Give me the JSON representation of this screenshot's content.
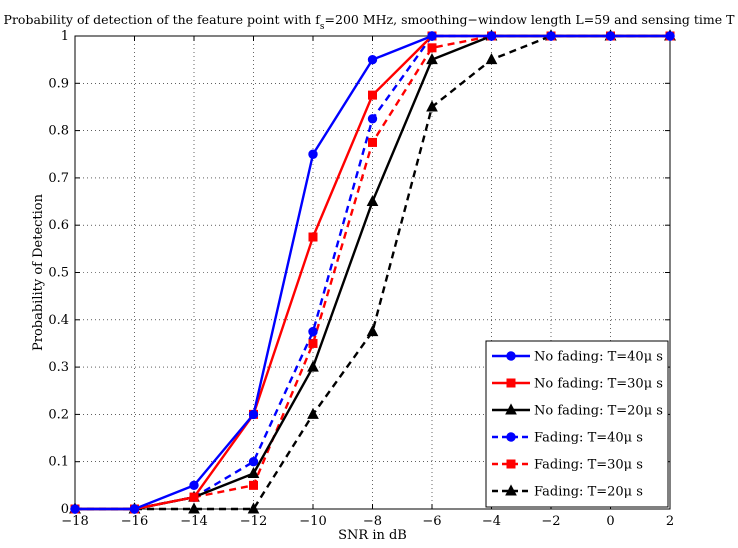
{
  "chart_data": {
    "type": "line",
    "title": "Probability of detection of the feature point with f",
    "title_subscript": "s",
    "title_rest": "=200 MHz, smoothing−window length L=59 and sensing time T",
    "xlabel": "SNR in dB",
    "ylabel": "Probability of Detection",
    "xlim": [
      -18,
      2
    ],
    "ylim": [
      0,
      1
    ],
    "xticks": [
      -18,
      -16,
      -14,
      -12,
      -10,
      -8,
      -6,
      -4,
      -2,
      0,
      2
    ],
    "xtick_labels": [
      "−18",
      "−16",
      "−14",
      "−12",
      "−10",
      "−8",
      "−6",
      "−4",
      "−2",
      "0",
      "2"
    ],
    "yticks": [
      0,
      0.1,
      0.2,
      0.3,
      0.4,
      0.5,
      0.6,
      0.7,
      0.8,
      0.9,
      1
    ],
    "ytick_labels": [
      "0",
      "0.1",
      "0.2",
      "0.3",
      "0.4",
      "0.5",
      "0.6",
      "0.7",
      "0.8",
      "0.9",
      "1"
    ],
    "grid": true,
    "legend_position": "bottom-right",
    "x": [
      -18,
      -16,
      -14,
      -12,
      -10,
      -8,
      -6,
      -4,
      -2,
      0,
      2
    ],
    "series": [
      {
        "name": "No fading: T=40μ s",
        "color": "#0000ff",
        "dash": "solid",
        "marker": "circle",
        "values": [
          0,
          0,
          0.05,
          0.2,
          0.75,
          0.95,
          1,
          1,
          1,
          1,
          1
        ]
      },
      {
        "name": "No fading: T=30μ s",
        "color": "#ff0000",
        "dash": "solid",
        "marker": "square",
        "values": [
          0,
          0,
          0.025,
          0.2,
          0.575,
          0.875,
          1,
          1,
          1,
          1,
          1
        ]
      },
      {
        "name": "No fading: T=20μ s",
        "color": "#000000",
        "dash": "solid",
        "marker": "triangle",
        "values": [
          0,
          0,
          0.025,
          0.075,
          0.3,
          0.65,
          0.95,
          1,
          1,
          1,
          1
        ]
      },
      {
        "name": "Fading: T=40μ s",
        "color": "#0000ff",
        "dash": "dashed",
        "marker": "circle",
        "values": [
          0,
          0,
          0.025,
          0.1,
          0.375,
          0.825,
          1,
          1,
          1,
          1,
          1
        ]
      },
      {
        "name": "Fading: T=30μ s",
        "color": "#ff0000",
        "dash": "dashed",
        "marker": "square",
        "values": [
          0,
          0,
          0.025,
          0.05,
          0.35,
          0.775,
          0.975,
          1,
          1,
          1,
          1
        ]
      },
      {
        "name": "Fading: T=20μ s",
        "color": "#000000",
        "dash": "dashed",
        "marker": "triangle",
        "values": [
          0,
          0,
          0,
          0,
          0.2,
          0.375,
          0.85,
          0.95,
          1,
          1,
          1
        ]
      }
    ]
  }
}
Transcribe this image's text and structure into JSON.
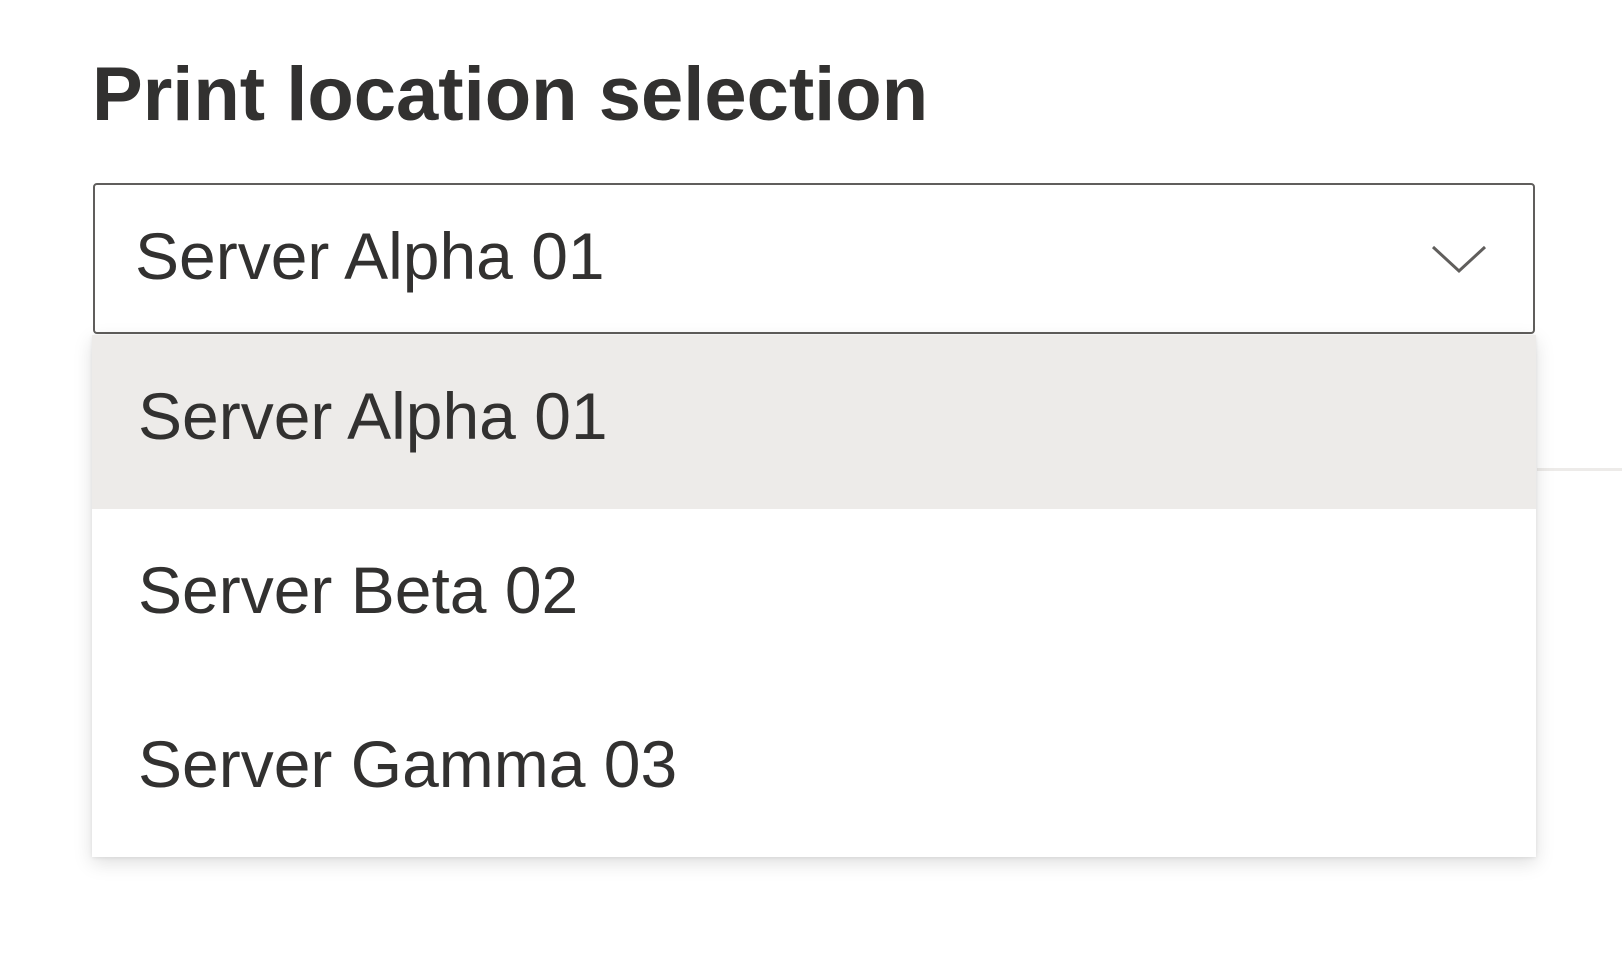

---

Leave the pictures out and reproduce all of the records exactly.

Give me the JSON representation of this screenshot's content.
{
  "chart_data": {
    "type": "line",
    "title": "Probability of detection of the feature point with f",
    "title_subscript": "s",
    "title_rest": "=200 MHz, smoothing−window length L=59 and sensing time T",
    "xlabel": "SNR in dB",
    "ylabel": "Probability of Detection",
    "xlim": [
      -18,
      2
    ],
    "ylim": [
      0,
      1
    ],
    "xticks": [
      -18,
      -16,
      -14,
      -12,
      -10,
      -8,
      -6,
      -4,
      -2,
      0,
      2
    ],
    "xtick_labels": [
      "−18",
      "−16",
      "−14",
      "−12",
      "−10",
      "−8",
      "−6",
      "−4",
      "−2",
      "0",
      "2"
    ],
    "yticks": [
      0,
      0.1,
      0.2,
      0.3,
      0.4,
      0.5,
      0.6,
      0.7,
      0.8,
      0.9,
      1
    ],
    "ytick_labels": [
      "0",
      "0.1",
      "0.2",
      "0.3",
      "0.4",
      "0.5",
      "0.6",
      "0.7",
      "0.8",
      "0.9",
      "1"
    ],
    "grid": true,
    "legend_position": "bottom-right",
    "x": [
      -18,
      -16,
      -14,
      -12,
      -10,
      -8,
      -6,
      -4,
      -2,
      0,
      2
    ],
    "series": [
      {
        "name": "No fading: T=40μ s",
        "color": "#0000ff",
        "dash": "solid",
        "marker": "circle",
        "values": [
          0,
          0,
          0.05,
          0.2,
          0.75,
          0.95,
          1,
          1,
          1,
          1,
          1
        ]
      },
      {
        "name": "No fading: T=30μ s",
        "color": "#ff0000",
        "dash": "solid",
        "marker": "square",
        "values": [
          0,
          0,
          0.025,
          0.2,
          0.575,
          0.875,
          1,
          1,
          1,
          1,
          1
        ]
      },
      {
        "name": "No fading: T=20μ s",
        "color": "#000000",
        "dash": "solid",
        "marker": "triangle",
        "values": [
          0,
          0,
          0.025,
          0.075,
          0.3,
          0.65,
          0.95,
          1,
          1,
          1,
          1
        ]
      },
      {
        "name": "Fading: T=40μ s",
        "color": "#0000ff",
        "dash": "dashed",
        "marker": "circle",
        "values": [
          0,
          0,
          0.025,
          0.1,
          0.375,
          0.825,
          1,
          1,
          1,
          1,
          1
        ]
      },
      {
        "name": "Fading: T=30μ s",
        "color": "#ff0000",
        "dash": "dashed",
        "marker": "square",
        "values": [
          0,
          0,
          0.025,
          0.05,
          0.35,
          0.775,
          0.975,
          1,
          1,
          1,
          1
        ]
      },
      {
        "name": "Fading: T=20μ s",
        "color": "#000000",
        "dash": "dashed",
        "marker": "triangle",
        "values": [
          0,
          0,
          0,
          0,
          0.2,
          0.375,
          0.85,
          0.95,
          1,
          1,
          1
        ]
      }
    ]
  }
}
Transcribe this image's text and structure into JSON.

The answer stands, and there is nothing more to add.